§ Goal
Could you repeat, word for word, every line from the one containing "Output the text content of this document." through the final line of the records below, and nothing else?

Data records

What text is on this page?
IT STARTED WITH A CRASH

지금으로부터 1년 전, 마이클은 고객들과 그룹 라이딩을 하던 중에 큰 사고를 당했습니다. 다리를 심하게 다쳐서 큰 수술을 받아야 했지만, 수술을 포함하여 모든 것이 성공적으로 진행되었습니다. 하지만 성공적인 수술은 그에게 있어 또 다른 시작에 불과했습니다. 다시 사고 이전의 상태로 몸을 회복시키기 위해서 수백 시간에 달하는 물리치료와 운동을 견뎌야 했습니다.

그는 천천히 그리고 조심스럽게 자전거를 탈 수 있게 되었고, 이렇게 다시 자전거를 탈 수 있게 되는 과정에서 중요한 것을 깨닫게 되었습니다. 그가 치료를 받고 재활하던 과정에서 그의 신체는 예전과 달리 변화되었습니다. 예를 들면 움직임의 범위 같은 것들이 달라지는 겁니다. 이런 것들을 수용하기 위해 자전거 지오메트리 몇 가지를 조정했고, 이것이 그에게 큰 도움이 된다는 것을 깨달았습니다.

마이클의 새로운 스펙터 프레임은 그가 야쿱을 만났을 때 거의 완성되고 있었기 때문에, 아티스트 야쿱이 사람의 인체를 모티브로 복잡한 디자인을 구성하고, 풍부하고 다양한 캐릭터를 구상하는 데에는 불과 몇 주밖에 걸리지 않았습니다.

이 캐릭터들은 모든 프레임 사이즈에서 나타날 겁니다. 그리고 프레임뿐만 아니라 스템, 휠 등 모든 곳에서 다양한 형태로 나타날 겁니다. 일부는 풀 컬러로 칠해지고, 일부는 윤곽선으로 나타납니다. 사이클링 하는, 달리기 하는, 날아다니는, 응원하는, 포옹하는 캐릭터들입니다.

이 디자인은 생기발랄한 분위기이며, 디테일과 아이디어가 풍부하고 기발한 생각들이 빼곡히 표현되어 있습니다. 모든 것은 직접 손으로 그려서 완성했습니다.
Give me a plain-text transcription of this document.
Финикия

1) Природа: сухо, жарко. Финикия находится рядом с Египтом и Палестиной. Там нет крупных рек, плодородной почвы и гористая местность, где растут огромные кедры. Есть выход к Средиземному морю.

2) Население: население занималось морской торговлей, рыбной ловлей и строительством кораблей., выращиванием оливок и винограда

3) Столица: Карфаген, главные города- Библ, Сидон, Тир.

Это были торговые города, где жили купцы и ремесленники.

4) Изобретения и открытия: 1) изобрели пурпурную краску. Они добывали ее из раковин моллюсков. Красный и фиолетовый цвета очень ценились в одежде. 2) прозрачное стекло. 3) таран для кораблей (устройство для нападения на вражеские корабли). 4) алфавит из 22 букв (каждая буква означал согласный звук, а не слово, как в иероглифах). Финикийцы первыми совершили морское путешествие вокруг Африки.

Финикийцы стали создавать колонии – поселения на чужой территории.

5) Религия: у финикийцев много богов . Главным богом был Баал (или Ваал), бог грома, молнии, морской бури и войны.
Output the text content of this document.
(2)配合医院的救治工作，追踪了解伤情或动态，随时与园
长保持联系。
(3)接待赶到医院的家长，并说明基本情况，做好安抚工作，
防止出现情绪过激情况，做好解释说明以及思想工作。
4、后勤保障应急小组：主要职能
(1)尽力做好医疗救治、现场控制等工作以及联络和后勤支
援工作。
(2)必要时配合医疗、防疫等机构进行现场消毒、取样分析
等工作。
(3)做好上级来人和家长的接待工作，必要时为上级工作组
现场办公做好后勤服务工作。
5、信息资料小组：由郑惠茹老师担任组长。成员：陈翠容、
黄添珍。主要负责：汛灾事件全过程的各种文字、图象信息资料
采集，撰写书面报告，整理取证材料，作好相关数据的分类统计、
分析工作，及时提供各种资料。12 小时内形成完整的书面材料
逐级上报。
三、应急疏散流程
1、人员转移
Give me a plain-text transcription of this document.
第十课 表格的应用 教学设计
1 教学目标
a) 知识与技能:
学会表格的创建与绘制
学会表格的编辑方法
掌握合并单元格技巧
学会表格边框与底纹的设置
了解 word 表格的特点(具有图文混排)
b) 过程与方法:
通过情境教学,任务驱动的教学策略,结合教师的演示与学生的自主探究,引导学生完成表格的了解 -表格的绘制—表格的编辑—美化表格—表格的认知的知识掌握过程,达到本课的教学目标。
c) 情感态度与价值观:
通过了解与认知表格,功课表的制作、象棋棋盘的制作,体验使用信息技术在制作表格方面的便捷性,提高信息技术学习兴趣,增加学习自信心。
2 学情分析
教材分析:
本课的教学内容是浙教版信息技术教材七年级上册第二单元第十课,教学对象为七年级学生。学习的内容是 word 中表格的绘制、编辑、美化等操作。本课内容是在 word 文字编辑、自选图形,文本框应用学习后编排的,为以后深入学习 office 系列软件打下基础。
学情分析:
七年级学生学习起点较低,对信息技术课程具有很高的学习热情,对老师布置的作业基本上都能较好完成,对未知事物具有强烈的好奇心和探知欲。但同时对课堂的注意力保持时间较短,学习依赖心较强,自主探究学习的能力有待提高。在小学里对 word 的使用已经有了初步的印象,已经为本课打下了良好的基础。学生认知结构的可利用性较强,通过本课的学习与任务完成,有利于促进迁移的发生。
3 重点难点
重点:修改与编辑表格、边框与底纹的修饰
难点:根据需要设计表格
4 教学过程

§ Exercise response
Output the text content of this document.
(2)配合医院的救治工作，追踪了解伤情或动态，随时与园
长保持联系。
(3)接待赶到医院的家长，并说明基本情况，做好安抚工作，
防止出现情绪过激情况，做好解释说明以及思想工作。
4、后勤保障应急小组：主要职能
(1)尽力做好医疗救治、现场控制等工作以及联络和后勤支
援工作。
(2)必要时配合医疗、防疫等机构进行现场消毒、取样分析
等工作。
(3)做好上级来人和家长的接待工作，必要时为上级工作组
现场办公做好后勤服务工作。
5、信息资料小组：由郑惠茹老师担任组长。成员：陈翠容、
黄添珍。主要负责：汛灾事件全过程的各种文字、图象信息资料
采集，撰写书面报告，整理取证材料，作好相关数据的分类统计、
分析工作，及时提供各种资料。12 小时内形成完整的书面材料
逐级上报。
三、应急疏散流程
1、人员转移
Give me a plain-text transcription of this document.
第十课 表格的应用 教学设计
1 教学目标
a) 知识与技能:
学会表格的创建与绘制
学会表格的编辑方法
掌握合并单元格技巧
学会表格边框与底纹的设置
了解 word 表格的特点(具有图文混排)
b) 过程与方法:
通过情境教学,任务驱动的教学策略,结合教师的演示与学生的自主探究,引导学生完成表格的了解 -表格的绘制—表格的编辑—美化表格—表格的认知的知识掌握过程,达到本课的教学目标。
c) 情感态度与价值观:
通过了解与认知表格,功课表的制作、象棋棋盘的制作,体验使用信息技术在制作表格方面的便捷性,提高信息技术学习兴趣,增加学习自信心。
2 学情分析
教材分析:
本课的教学内容是浙教版信息技术教材七年级上册第二单元第十课,教学对象为七年级学生。学习的内容是 word 中表格的绘制、编辑、美化等操作。本课内容是在 word 文字编辑、自选图形,文本框应用学习后编排的,为以后深入学习 office 系列软件打下基础。
学情分析:
七年级学生学习起点较低,对信息技术课程具有很高的学习热情,对老师布置的作业基本上都能较好完成,对未知事物具有强烈的好奇心和探知欲。但同时对课堂的注意力保持时间较短,学习依赖心较强,自主探究学习的能力有待提高。在小学里对 word 的使用已经有了初步的印象,已经为本课打下了良好的基础。学生认知结构的可利用性较强,通过本课的学习与任务完成,有利于促进迁移的发生。
3 重点难点
重点:修改与编辑表格、边框与底纹的修饰
难点:根据需要设计表格
4 教学过程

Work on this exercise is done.